- _INPUT_
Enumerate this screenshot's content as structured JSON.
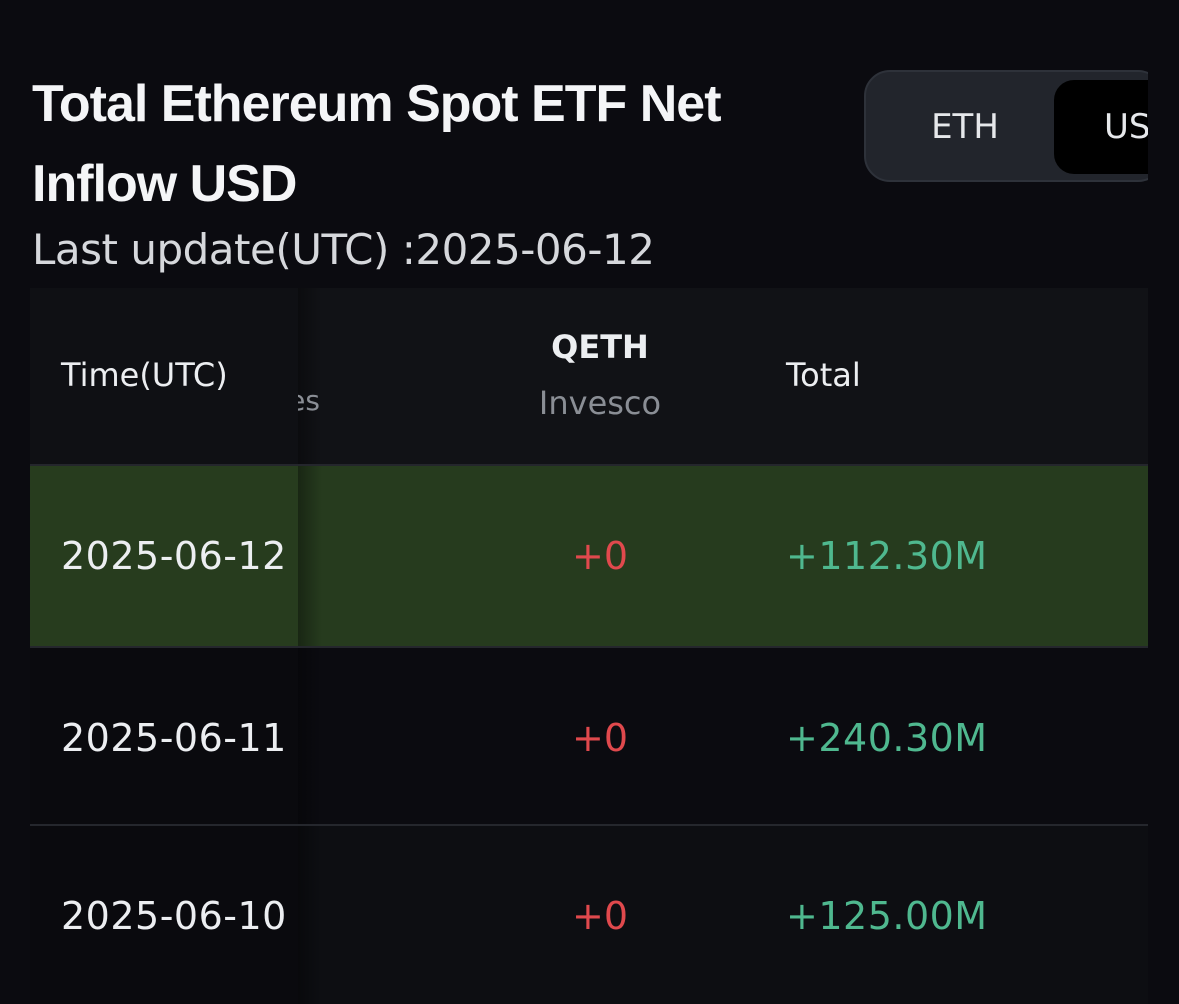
{
  "header": {
    "title": "Total Ethereum Spot ETF Net Inflow USD",
    "last_update": "Last update(UTC) :2025-06-12"
  },
  "unit_toggle": {
    "options": [
      "ETH",
      "USD"
    ],
    "selected": "USD",
    "eth_label": "ETH",
    "usd_label": "US"
  },
  "table": {
    "columns": {
      "time": "Time(UTC)",
      "partial": "es",
      "qeth_ticker": "QETH",
      "qeth_issuer": "Invesco",
      "total": "Total"
    },
    "rows": [
      {
        "date": "2025-06-12",
        "qeth": "+0",
        "total": "+112.30M",
        "highlighted": true
      },
      {
        "date": "2025-06-11",
        "qeth": "+0",
        "total": "+240.30M",
        "highlighted": false
      },
      {
        "date": "2025-06-10",
        "qeth": "+0",
        "total": "+125.00M",
        "highlighted": false
      }
    ]
  },
  "colors": {
    "background": "#0b0b10",
    "positive": "#4fb88f",
    "zero": "#e0494d",
    "highlight_row": "#263b1e"
  }
}
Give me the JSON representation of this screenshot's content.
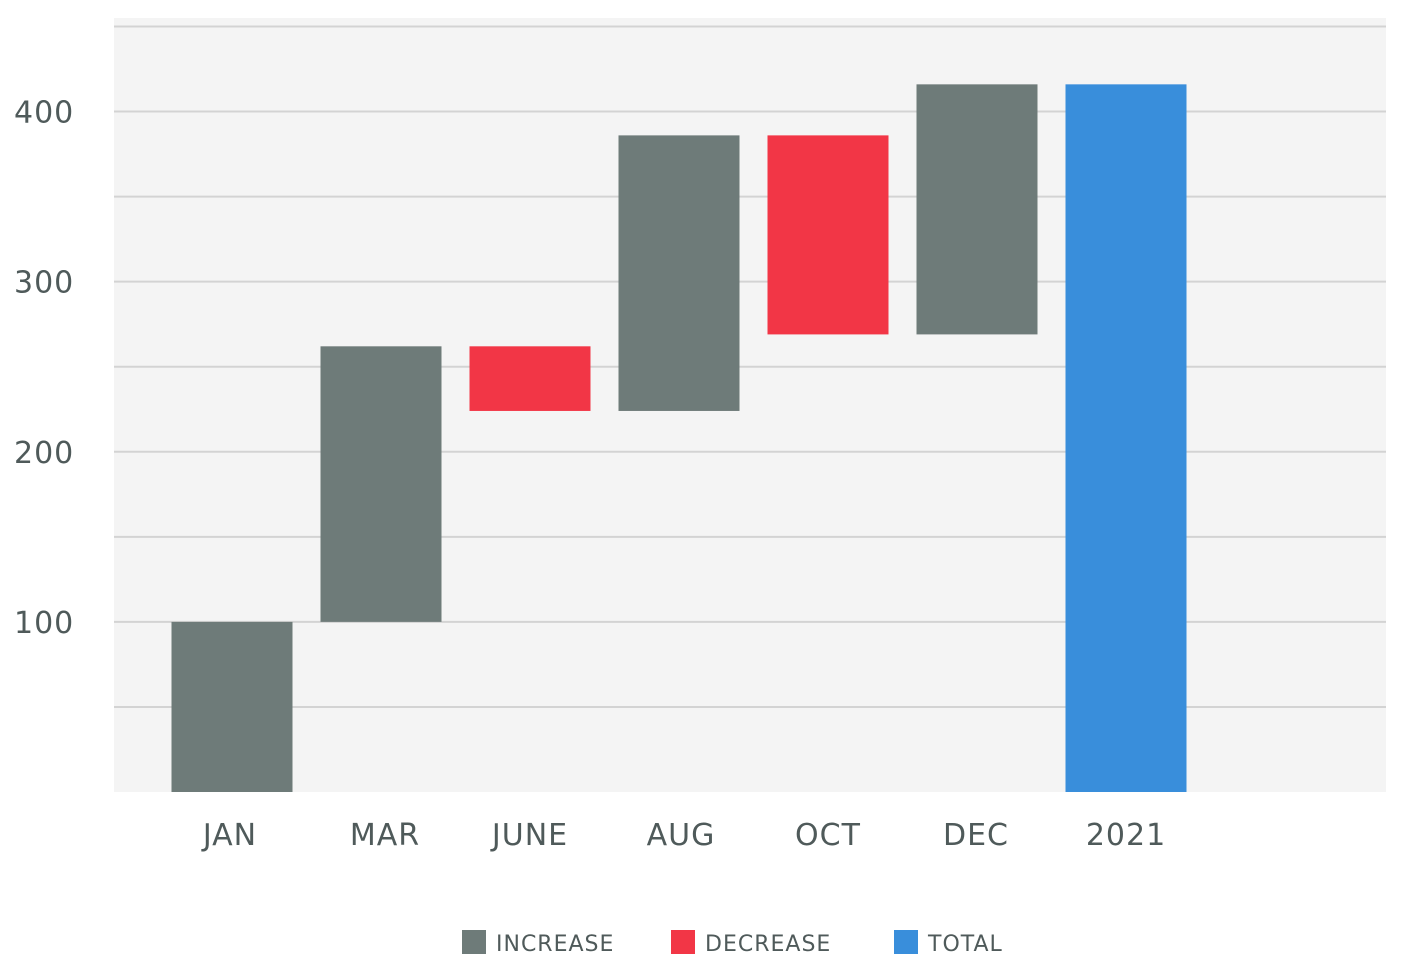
{
  "chart_data": {
    "type": "bar",
    "subtype": "waterfall",
    "categories": [
      "JAN",
      "MAR",
      "JUNE",
      "AUG",
      "OCT",
      "DEC",
      "2021"
    ],
    "bars": [
      {
        "category": "JAN",
        "start": 0,
        "end": 100,
        "kind": "increase"
      },
      {
        "category": "MAR",
        "start": 100,
        "end": 262,
        "kind": "increase"
      },
      {
        "category": "JUNE",
        "start": 262,
        "end": 224,
        "kind": "decrease"
      },
      {
        "category": "AUG",
        "start": 224,
        "end": 386,
        "kind": "increase"
      },
      {
        "category": "OCT",
        "start": 386,
        "end": 269,
        "kind": "decrease"
      },
      {
        "category": "DEC",
        "start": 269,
        "end": 416,
        "kind": "increase"
      },
      {
        "category": "2021",
        "start": 0,
        "end": 416,
        "kind": "total"
      }
    ],
    "ylim": [
      0,
      455
    ],
    "yticks": [
      100,
      200,
      300,
      400
    ],
    "grid": true,
    "legend": {
      "position": "bottom",
      "entries": [
        {
          "kind": "increase",
          "label": "INCREASE"
        },
        {
          "kind": "decrease",
          "label": "DECREASE"
        },
        {
          "kind": "total",
          "label": "TOTAL"
        }
      ]
    },
    "colors": {
      "increase": "#6e7b79",
      "decrease": "#f23646",
      "total": "#398edb",
      "plot_background": "#f4f4f4",
      "grid": "#d3d3d3"
    },
    "title": "",
    "xlabel": "",
    "ylabel": ""
  }
}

- _DIRECTION_
Pictures in the data above should not be copied; transcribe everything else exactly.

- _COMPLETE RESPONSE_
Enumerate this screenshot's content as structured JSON.
{
  "header": {
    "title": "Total Ethereum Spot ETF Net Inflow USD",
    "last_update": "Last update(UTC) :2025-06-12"
  },
  "unit_toggle": {
    "options": [
      "ETH",
      "USD"
    ],
    "selected": "USD",
    "eth_label": "ETH",
    "usd_label": "US"
  },
  "table": {
    "columns": {
      "time": "Time(UTC)",
      "partial": "es",
      "qeth_ticker": "QETH",
      "qeth_issuer": "Invesco",
      "total": "Total"
    },
    "rows": [
      {
        "date": "2025-06-12",
        "qeth": "+0",
        "total": "+112.30M",
        "highlighted": true
      },
      {
        "date": "2025-06-11",
        "qeth": "+0",
        "total": "+240.30M",
        "highlighted": false
      },
      {
        "date": "2025-06-10",
        "qeth": "+0",
        "total": "+125.00M",
        "highlighted": false
      }
    ]
  },
  "colors": {
    "background": "#0b0b10",
    "positive": "#4fb88f",
    "zero": "#e0494d",
    "highlight_row": "#263b1e"
  }
}
Give me the JSON representation of this screenshot's content.
{
  "chart_data": {
    "type": "bar",
    "subtype": "waterfall",
    "categories": [
      "JAN",
      "MAR",
      "JUNE",
      "AUG",
      "OCT",
      "DEC",
      "2021"
    ],
    "bars": [
      {
        "category": "JAN",
        "start": 0,
        "end": 100,
        "kind": "increase"
      },
      {
        "category": "MAR",
        "start": 100,
        "end": 262,
        "kind": "increase"
      },
      {
        "category": "JUNE",
        "start": 262,
        "end": 224,
        "kind": "decrease"
      },
      {
        "category": "AUG",
        "start": 224,
        "end": 386,
        "kind": "increase"
      },
      {
        "category": "OCT",
        "start": 386,
        "end": 269,
        "kind": "decrease"
      },
      {
        "category": "DEC",
        "start": 269,
        "end": 416,
        "kind": "increase"
      },
      {
        "category": "2021",
        "start": 0,
        "end": 416,
        "kind": "total"
      }
    ],
    "ylim": [
      0,
      455
    ],
    "yticks": [
      100,
      200,
      300,
      400
    ],
    "grid": true,
    "legend": {
      "position": "bottom",
      "entries": [
        {
          "kind": "increase",
          "label": "INCREASE"
        },
        {
          "kind": "decrease",
          "label": "DECREASE"
        },
        {
          "kind": "total",
          "label": "TOTAL"
        }
      ]
    },
    "colors": {
      "increase": "#6e7b79",
      "decrease": "#f23646",
      "total": "#398edb",
      "plot_background": "#f4f4f4",
      "grid": "#d3d3d3"
    },
    "title": "",
    "xlabel": "",
    "ylabel": ""
  }
}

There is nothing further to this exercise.